**Set task:** Every record should be repeated exactly, except that pictures are left out.

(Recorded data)
==========

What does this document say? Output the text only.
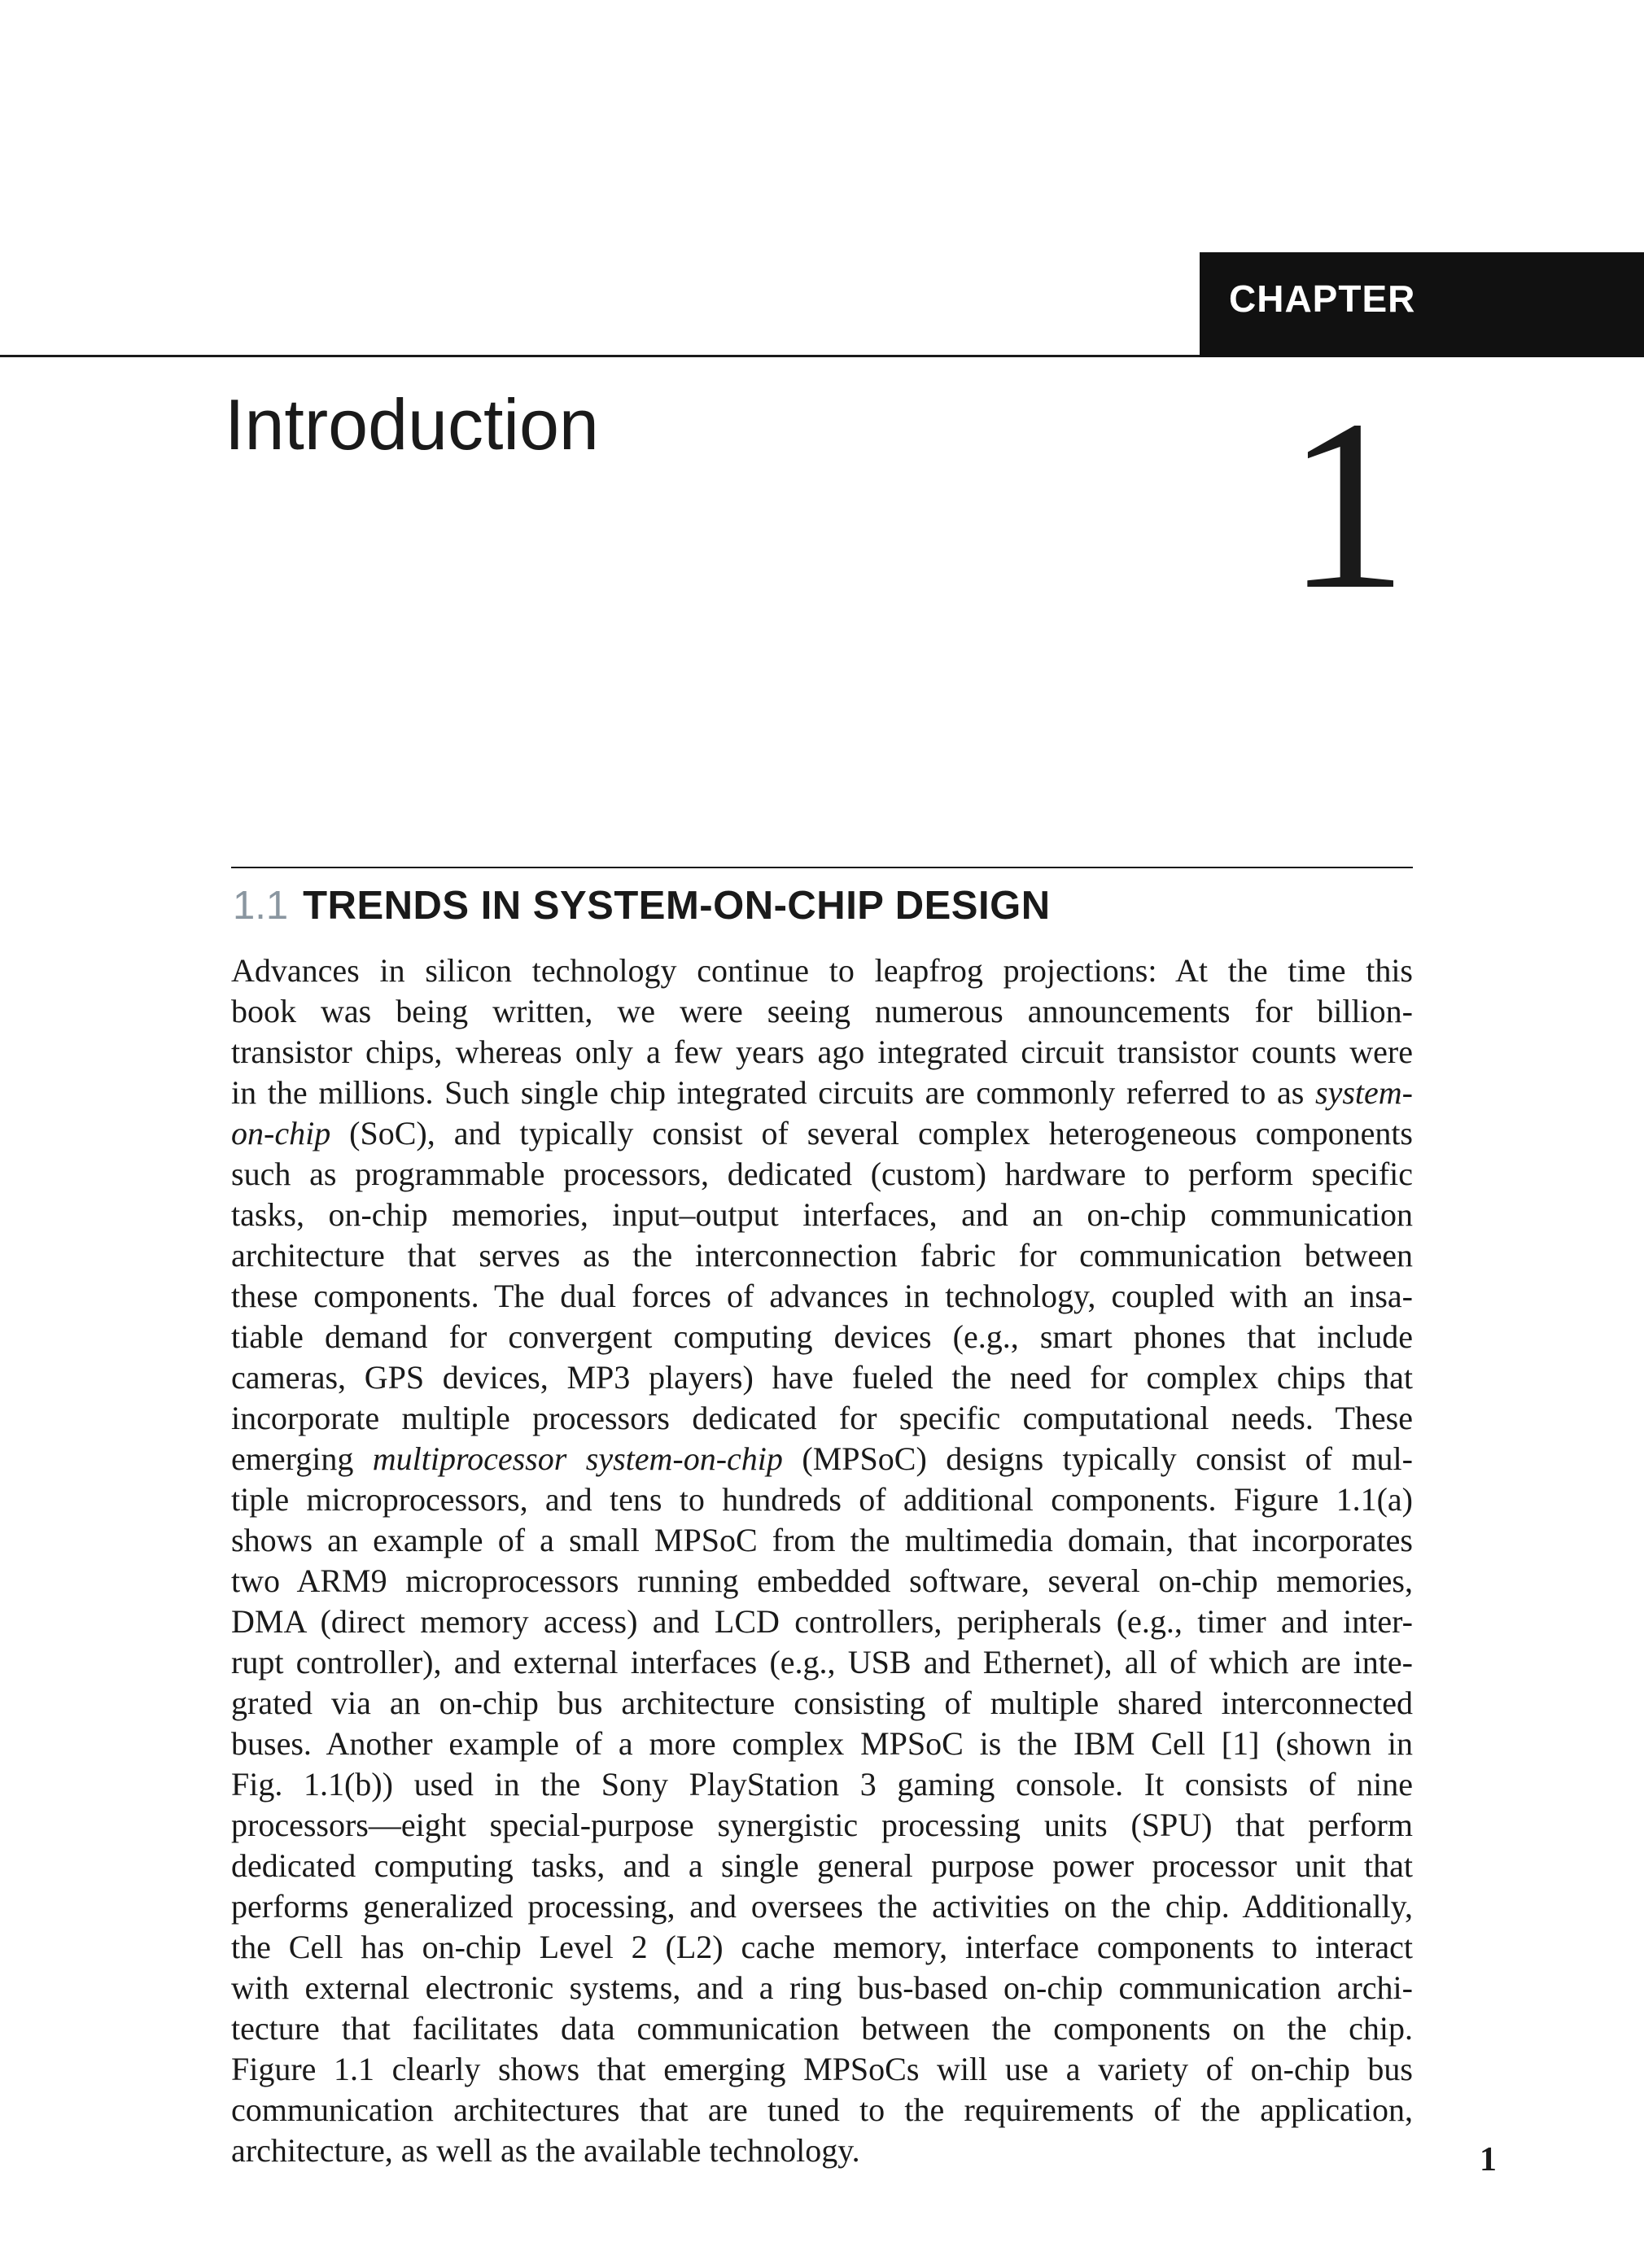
CHAPTER
Introduction	1
1.1 TRENDS IN SYSTEM-ON-CHIP DESIGN
Advances in silicon technology continue to leapfrog projections: At the time this
book was being written, we were seeing numerous announcements for billion-
transistor chips, whereas only a few years ago integrated circuit transistor counts were
in the millions. Such single chip integrated circuits are commonly referred to as system-
on-chip (SoC), and typically consist of several complex heterogeneous components
such as programmable processors, dedicated (custom) hardware to perform specific
tasks, on-chip memories, input–output interfaces, and an on-chip communication
architecture that serves as the interconnection fabric for communication between
these components. The dual forces of advances in technology, coupled with an insa-
tiable demand for convergent computing devices (e.g., smart phones that include
cameras, GPS devices, MP3 players) have fueled the need for complex chips that
incorporate multiple processors dedicated for specific computational needs. These
emerging multiprocessor system-on-chip (MPSoC) designs typically consist of mul-
tiple microprocessors, and tens to hundreds of additional components. Figure 1.1(a)
shows an example of a small MPSoC from the multimedia domain, that incorporates
two ARM9 microprocessors running embedded software, several on-chip memories,
DMA (direct memory access) and LCD controllers, peripherals (e.g., timer and inter-
rupt controller), and external interfaces (e.g., USB and Ethernet), all of which are inte-
grated via an on-chip bus architecture consisting of multiple shared interconnected
buses. Another example of a more complex MPSoC is the IBM Cell [1] (shown in
Fig. 1.1(b)) used in the Sony PlayStation 3 gaming console. It consists of nine
processors—eight special-purpose synergistic processing units (SPU) that perform
dedicated computing tasks, and a single general purpose power processor unit that
performs generalized processing, and oversees the activities on the chip. Additionally,
the Cell has on-chip Level 2 (L2) cache memory, interface components to interact
with external electronic systems, and a ring bus-based on-chip communication archi-
tecture that facilitates data communication between the components on the chip.
Figure 1.1 clearly shows that emerging MPSoCs will use a variety of on-chip bus
communication architectures that are tuned to the requirements of the application,
architecture, as well as the available technology.	1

==========

**Output of the task:**
What does this document say? Output the text only.
CHAPTER
Introduction	1
1.1 TRENDS IN SYSTEM-ON-CHIP DESIGN
Advances in silicon technology continue to leapfrog projections: At the time this
book was being written, we were seeing numerous announcements for billion-
transistor chips, whereas only a few years ago integrated circuit transistor counts were
in the millions. Such single chip integrated circuits are commonly referred to as system-
on-chip (SoC), and typically consist of several complex heterogeneous components
such as programmable processors, dedicated (custom) hardware to perform specific
tasks, on-chip memories, input–output interfaces, and an on-chip communication
architecture that serves as the interconnection fabric for communication between
these components. The dual forces of advances in technology, coupled with an insa-
tiable demand for convergent computing devices (e.g., smart phones that include
cameras, GPS devices, MP3 players) have fueled the need for complex chips that
incorporate multiple processors dedicated for specific computational needs. These
emerging multiprocessor system-on-chip (MPSoC) designs typically consist of mul-
tiple microprocessors, and tens to hundreds of additional components. Figure 1.1(a)
shows an example of a small MPSoC from the multimedia domain, that incorporates
two ARM9 microprocessors running embedded software, several on-chip memories,
DMA (direct memory access) and LCD controllers, peripherals (e.g., timer and inter-
rupt controller), and external interfaces (e.g., USB and Ethernet), all of which are inte-
grated via an on-chip bus architecture consisting of multiple shared interconnected
buses. Another example of a more complex MPSoC is the IBM Cell [1] (shown in
Fig. 1.1(b)) used in the Sony PlayStation 3 gaming console. It consists of nine
processors—eight special-purpose synergistic processing units (SPU) that perform
dedicated computing tasks, and a single general purpose power processor unit that
performs generalized processing, and oversees the activities on the chip. Additionally,
the Cell has on-chip Level 2 (L2) cache memory, interface components to interact
with external electronic systems, and a ring bus-based on-chip communication archi-
tecture that facilitates data communication between the components on the chip.
Figure 1.1 clearly shows that emerging MPSoCs will use a variety of on-chip bus
communication architectures that are tuned to the requirements of the application,
architecture, as well as the available technology.	1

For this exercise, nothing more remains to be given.